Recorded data
-=-=-=-=-

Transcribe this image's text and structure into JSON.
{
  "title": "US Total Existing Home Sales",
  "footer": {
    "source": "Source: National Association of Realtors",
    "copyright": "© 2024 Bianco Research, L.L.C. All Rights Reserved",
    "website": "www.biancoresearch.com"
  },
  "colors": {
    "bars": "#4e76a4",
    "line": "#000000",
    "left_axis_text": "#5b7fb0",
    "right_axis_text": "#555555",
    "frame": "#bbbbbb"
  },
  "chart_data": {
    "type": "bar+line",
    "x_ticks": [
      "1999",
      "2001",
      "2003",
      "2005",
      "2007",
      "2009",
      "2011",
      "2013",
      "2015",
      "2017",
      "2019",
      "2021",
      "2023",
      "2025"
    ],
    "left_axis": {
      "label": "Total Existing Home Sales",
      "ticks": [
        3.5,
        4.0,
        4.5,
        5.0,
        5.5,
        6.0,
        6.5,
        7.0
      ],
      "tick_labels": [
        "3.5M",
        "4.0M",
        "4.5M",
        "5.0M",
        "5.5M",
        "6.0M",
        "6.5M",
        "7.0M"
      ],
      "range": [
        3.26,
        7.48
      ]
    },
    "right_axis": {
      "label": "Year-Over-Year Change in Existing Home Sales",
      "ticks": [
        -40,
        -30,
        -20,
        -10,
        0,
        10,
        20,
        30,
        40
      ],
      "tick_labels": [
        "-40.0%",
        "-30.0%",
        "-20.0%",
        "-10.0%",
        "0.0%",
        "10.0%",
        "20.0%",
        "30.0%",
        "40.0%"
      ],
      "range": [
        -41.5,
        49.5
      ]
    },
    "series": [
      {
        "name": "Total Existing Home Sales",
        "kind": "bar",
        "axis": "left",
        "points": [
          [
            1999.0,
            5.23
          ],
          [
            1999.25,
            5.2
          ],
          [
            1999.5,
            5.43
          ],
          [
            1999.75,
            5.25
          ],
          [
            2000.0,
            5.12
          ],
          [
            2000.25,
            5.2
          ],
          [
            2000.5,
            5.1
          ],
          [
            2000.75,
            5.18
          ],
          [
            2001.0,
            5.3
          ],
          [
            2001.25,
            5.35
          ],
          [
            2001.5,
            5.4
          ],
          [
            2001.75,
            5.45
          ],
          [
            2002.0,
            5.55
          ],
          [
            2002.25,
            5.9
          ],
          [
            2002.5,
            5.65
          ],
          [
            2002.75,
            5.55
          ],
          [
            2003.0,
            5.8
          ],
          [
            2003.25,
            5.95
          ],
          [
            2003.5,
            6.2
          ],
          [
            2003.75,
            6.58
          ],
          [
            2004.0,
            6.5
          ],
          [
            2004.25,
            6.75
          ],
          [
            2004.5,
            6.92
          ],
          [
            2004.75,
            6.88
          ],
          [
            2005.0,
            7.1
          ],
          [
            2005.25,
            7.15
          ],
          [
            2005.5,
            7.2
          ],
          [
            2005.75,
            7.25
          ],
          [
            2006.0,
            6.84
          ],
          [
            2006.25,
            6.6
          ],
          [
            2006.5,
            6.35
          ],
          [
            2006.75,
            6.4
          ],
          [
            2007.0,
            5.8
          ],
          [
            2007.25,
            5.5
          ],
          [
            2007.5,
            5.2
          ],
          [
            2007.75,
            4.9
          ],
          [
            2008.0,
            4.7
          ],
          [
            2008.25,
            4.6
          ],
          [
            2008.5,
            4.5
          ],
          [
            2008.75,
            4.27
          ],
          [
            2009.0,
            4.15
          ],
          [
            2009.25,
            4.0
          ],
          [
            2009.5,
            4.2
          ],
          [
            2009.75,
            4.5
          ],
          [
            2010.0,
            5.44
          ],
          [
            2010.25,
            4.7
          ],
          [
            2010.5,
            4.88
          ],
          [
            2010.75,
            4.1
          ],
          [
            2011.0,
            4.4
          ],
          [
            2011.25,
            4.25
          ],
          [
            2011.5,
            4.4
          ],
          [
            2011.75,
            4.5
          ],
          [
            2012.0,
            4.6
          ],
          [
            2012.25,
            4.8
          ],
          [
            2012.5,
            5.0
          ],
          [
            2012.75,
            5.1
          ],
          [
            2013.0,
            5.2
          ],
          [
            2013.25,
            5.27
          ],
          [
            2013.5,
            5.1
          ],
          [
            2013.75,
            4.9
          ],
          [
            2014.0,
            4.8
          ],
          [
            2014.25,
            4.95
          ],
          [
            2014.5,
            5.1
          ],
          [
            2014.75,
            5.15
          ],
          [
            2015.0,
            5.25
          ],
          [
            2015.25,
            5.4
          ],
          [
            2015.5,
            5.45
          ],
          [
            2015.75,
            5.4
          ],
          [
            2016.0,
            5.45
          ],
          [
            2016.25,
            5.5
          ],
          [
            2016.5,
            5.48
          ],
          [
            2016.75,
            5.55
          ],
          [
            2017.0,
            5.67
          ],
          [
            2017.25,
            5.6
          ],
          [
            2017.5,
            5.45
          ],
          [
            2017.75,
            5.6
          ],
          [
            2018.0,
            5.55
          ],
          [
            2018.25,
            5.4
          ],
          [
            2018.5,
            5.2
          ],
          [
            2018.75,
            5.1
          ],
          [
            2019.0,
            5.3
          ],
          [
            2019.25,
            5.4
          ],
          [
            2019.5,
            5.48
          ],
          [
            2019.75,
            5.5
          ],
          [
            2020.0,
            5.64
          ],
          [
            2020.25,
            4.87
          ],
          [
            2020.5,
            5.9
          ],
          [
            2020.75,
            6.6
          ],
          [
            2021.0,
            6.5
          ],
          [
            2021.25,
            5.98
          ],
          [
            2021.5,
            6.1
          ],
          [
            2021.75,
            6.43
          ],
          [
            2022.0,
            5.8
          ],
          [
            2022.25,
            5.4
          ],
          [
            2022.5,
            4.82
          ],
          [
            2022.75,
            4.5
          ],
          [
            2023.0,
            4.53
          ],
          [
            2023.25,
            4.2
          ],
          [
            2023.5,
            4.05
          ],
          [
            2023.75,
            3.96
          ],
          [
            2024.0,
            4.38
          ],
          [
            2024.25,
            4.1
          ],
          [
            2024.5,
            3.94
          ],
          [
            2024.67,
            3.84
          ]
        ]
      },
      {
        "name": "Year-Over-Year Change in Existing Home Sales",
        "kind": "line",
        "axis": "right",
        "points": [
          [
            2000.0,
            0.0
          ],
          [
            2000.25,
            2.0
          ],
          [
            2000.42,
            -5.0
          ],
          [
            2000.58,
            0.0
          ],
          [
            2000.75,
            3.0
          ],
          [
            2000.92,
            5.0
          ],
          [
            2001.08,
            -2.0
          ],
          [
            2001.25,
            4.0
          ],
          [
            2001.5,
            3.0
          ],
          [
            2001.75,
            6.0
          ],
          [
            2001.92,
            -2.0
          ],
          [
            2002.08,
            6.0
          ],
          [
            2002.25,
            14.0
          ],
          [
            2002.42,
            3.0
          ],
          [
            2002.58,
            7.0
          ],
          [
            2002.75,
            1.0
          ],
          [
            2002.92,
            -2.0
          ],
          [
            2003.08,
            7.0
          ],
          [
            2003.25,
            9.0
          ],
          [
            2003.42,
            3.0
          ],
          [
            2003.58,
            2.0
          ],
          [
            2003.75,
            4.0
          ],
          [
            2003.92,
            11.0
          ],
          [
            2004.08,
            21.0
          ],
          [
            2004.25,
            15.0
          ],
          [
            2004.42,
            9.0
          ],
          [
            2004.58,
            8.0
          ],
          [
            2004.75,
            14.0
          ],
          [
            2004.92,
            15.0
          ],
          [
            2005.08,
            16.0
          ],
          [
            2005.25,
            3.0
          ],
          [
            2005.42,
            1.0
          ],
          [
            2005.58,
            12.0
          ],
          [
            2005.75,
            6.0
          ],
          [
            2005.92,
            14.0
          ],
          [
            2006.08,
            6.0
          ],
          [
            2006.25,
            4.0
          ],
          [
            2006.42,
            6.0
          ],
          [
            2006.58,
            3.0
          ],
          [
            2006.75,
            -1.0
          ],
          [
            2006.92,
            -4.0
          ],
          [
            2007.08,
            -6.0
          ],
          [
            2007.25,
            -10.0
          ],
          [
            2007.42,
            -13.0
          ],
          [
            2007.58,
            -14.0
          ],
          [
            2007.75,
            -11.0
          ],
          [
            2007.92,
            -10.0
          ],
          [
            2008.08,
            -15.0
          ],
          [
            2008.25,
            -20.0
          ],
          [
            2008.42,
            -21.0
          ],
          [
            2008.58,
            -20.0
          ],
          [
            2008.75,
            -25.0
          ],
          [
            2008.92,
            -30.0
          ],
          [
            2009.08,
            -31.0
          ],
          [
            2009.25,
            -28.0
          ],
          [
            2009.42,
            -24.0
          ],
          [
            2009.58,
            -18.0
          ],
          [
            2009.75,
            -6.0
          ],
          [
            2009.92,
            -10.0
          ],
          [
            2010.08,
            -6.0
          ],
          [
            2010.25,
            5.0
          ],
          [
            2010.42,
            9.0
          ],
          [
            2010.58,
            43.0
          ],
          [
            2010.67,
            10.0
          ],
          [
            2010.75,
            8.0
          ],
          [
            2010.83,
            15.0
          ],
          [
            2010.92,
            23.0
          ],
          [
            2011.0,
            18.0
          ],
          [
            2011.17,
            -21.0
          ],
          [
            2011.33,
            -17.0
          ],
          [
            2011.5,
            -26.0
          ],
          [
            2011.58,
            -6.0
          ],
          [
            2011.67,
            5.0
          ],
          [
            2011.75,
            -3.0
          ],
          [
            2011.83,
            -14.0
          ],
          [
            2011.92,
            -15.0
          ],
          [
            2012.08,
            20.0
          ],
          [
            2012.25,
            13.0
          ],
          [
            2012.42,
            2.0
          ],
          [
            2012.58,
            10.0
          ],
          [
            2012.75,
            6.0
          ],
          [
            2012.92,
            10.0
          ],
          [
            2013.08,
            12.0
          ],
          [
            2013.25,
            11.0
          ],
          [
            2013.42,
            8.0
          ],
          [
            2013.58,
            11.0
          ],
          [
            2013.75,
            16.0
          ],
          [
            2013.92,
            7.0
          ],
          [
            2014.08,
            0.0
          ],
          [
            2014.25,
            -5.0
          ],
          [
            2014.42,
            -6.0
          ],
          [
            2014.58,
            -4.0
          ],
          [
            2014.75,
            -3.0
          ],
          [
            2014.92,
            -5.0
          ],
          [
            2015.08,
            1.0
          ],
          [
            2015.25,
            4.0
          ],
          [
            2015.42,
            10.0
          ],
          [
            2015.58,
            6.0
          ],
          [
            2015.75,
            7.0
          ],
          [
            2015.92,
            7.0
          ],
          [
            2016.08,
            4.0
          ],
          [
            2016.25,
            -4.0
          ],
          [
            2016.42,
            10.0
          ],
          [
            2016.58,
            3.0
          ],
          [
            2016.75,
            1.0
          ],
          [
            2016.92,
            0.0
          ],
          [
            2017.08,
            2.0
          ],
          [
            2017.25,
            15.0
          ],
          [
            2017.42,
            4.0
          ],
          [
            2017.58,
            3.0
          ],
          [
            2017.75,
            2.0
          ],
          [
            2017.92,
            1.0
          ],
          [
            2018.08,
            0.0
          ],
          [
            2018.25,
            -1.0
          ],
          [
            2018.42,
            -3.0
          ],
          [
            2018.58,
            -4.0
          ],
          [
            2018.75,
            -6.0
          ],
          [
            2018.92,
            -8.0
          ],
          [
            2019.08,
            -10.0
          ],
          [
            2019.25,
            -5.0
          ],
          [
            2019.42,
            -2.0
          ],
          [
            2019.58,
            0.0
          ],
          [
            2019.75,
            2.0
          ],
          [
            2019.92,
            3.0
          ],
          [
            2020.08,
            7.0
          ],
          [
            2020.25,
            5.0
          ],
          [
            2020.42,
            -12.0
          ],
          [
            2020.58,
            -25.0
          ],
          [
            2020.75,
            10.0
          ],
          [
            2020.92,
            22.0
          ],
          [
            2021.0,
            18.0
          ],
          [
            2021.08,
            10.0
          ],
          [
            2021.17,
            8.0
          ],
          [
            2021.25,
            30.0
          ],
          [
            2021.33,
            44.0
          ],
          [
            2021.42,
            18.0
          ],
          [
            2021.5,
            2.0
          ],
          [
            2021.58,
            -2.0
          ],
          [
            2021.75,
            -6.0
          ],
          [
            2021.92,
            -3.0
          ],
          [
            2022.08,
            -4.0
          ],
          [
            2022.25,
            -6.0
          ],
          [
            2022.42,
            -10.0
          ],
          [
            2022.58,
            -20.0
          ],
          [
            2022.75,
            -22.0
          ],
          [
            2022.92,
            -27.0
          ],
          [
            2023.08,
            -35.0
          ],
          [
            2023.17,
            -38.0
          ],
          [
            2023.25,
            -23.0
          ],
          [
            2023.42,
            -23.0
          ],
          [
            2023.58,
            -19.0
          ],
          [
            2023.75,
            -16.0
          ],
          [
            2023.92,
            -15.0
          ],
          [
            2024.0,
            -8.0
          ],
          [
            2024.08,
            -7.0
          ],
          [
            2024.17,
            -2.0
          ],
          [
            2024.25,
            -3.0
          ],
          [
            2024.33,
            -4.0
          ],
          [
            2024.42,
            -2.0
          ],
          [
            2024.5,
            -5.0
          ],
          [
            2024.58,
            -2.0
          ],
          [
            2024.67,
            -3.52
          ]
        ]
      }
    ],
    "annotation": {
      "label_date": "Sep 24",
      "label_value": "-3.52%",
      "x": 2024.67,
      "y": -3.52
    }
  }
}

-=-=-=-=-

Identify each line in the records above that contains the word "Total", and copy it out in full.

▸ **REPLY TO THE TASK**
  "title": "US Total Existing Home Sales",
      "label": "Total Existing Home Sales",
        "name": "Total Existing Home Sales",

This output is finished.